=== TASK BRIEF ===
In all of the entries below, change every instance of "Course Success (C or Better)" to "Course Completion (C or Better)" and keep everything else the same. Leave the pictures out of your answer.

[Entries from a dataset]
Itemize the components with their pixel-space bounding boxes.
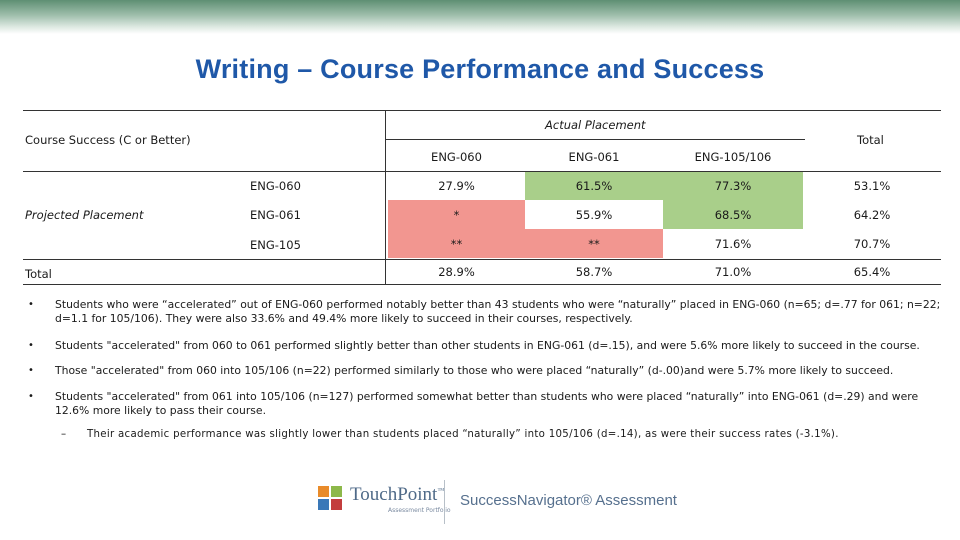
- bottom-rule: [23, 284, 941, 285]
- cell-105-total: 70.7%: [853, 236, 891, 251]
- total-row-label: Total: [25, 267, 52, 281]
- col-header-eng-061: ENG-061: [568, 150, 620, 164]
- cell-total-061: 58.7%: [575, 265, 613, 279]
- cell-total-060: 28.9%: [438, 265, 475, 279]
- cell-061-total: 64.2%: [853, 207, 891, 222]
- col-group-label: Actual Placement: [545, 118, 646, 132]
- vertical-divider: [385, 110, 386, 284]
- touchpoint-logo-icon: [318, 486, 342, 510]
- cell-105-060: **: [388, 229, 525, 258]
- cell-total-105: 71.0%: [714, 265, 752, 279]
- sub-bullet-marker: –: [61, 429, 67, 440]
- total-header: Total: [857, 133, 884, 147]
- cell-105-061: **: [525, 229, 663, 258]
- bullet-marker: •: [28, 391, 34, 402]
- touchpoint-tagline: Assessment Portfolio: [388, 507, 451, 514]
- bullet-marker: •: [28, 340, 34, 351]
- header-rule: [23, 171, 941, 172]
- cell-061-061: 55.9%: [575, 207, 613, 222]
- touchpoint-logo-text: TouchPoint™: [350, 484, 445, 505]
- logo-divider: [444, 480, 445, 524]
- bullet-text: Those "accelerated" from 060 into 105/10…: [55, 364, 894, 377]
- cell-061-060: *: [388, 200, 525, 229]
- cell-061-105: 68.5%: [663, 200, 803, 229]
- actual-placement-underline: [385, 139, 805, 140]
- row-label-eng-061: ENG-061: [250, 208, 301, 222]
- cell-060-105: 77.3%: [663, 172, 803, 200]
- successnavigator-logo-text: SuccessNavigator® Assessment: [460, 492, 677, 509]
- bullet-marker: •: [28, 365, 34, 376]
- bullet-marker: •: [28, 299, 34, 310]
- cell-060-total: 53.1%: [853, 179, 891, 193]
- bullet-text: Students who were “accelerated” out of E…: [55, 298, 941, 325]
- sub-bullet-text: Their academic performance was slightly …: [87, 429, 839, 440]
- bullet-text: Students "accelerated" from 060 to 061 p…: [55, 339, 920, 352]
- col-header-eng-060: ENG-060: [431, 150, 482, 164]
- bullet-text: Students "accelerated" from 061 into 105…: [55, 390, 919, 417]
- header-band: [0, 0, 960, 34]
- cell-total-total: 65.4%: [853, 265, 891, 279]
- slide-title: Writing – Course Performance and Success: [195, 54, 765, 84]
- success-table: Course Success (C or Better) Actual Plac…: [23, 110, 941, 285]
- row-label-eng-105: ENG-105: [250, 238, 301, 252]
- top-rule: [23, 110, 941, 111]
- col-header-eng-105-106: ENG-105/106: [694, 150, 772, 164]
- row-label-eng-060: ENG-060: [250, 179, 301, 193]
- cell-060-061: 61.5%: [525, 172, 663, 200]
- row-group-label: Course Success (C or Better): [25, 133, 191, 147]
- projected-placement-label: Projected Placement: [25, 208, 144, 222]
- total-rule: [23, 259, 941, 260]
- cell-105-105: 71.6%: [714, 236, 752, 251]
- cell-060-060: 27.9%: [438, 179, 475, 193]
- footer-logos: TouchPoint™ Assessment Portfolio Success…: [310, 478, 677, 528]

=== SOLUTION FOR THIS PROBLEM ===
Itemize the components with their pixel-space bounding boxes.
- bottom-rule: [23, 284, 941, 285]
- cell-105-total: 70.7%: [853, 236, 891, 251]
- total-row-label: Total: [25, 267, 52, 281]
- col-header-eng-061: ENG-061: [568, 150, 620, 164]
- cell-total-061: 58.7%: [575, 265, 613, 279]
- cell-total-060: 28.9%: [438, 265, 475, 279]
- cell-061-total: 64.2%: [853, 207, 891, 222]
- col-group-label: Actual Placement: [545, 118, 646, 132]
- vertical-divider: [385, 110, 386, 284]
- touchpoint-logo-icon: [318, 486, 342, 510]
- cell-105-060: **: [388, 229, 525, 258]
- cell-total-105: 71.0%: [714, 265, 752, 279]
- sub-bullet-marker: –: [61, 429, 67, 440]
- total-header: Total: [857, 133, 884, 147]
- cell-105-061: **: [525, 229, 663, 258]
- bullet-marker: •: [28, 391, 34, 402]
- touchpoint-tagline: Assessment Portfolio: [388, 507, 451, 514]
- bullet-marker: •: [28, 340, 34, 351]
- header-rule: [23, 171, 941, 172]
- cell-061-061: 55.9%: [575, 207, 613, 222]
- touchpoint-logo-text: TouchPoint™: [350, 484, 445, 505]
- logo-divider: [444, 480, 445, 524]
- bullet-text: Those "accelerated" from 060 into 105/10…: [55, 364, 894, 377]
- cell-061-060: *: [388, 200, 525, 229]
- cell-061-105: 68.5%: [663, 200, 803, 229]
- actual-placement-underline: [385, 139, 805, 140]
- row-label-eng-061: ENG-061: [250, 208, 301, 222]
- cell-060-105: 77.3%: [663, 172, 803, 200]
- successnavigator-logo-text: SuccessNavigator® Assessment: [460, 492, 677, 509]
- bullet-marker: •: [28, 365, 34, 376]
- bullet-marker: •: [28, 299, 34, 310]
- cell-060-total: 53.1%: [853, 179, 891, 193]
- bullet-text: Students who were “accelerated” out of E…: [55, 298, 941, 325]
- sub-bullet-text: Their academic performance was slightly …: [87, 429, 839, 440]
- bullet-text: Students "accelerated" from 060 to 061 p…: [55, 339, 920, 352]
- col-header-eng-060: ENG-060: [431, 150, 482, 164]
- bullet-text: Students "accelerated" from 061 into 105…: [55, 390, 919, 417]
- header-band: [0, 0, 960, 34]
- cell-total-total: 65.4%: [853, 265, 891, 279]
- slide-title: Writing – Course Performance and Success: [195, 54, 765, 84]
- success-table: Course Completion (C or Better) Actual Plac…: [23, 110, 941, 285]
- row-label-eng-105: ENG-105: [250, 238, 301, 252]
- top-rule: [23, 110, 941, 111]
- col-header-eng-105-106: ENG-105/106: [694, 150, 772, 164]
- row-label-eng-060: ENG-060: [250, 179, 301, 193]
- cell-060-061: 61.5%: [525, 172, 663, 200]
- row-group-label: Course Completion (C or Better): [25, 133, 191, 147]
- projected-placement-label: Projected Placement: [25, 208, 144, 222]
- total-rule: [23, 259, 941, 260]
- cell-105-105: 71.6%: [714, 236, 752, 251]
- cell-060-060: 27.9%: [438, 179, 475, 193]
- footer-logos: TouchPoint™ Assessment Portfolio Success…: [310, 478, 677, 528]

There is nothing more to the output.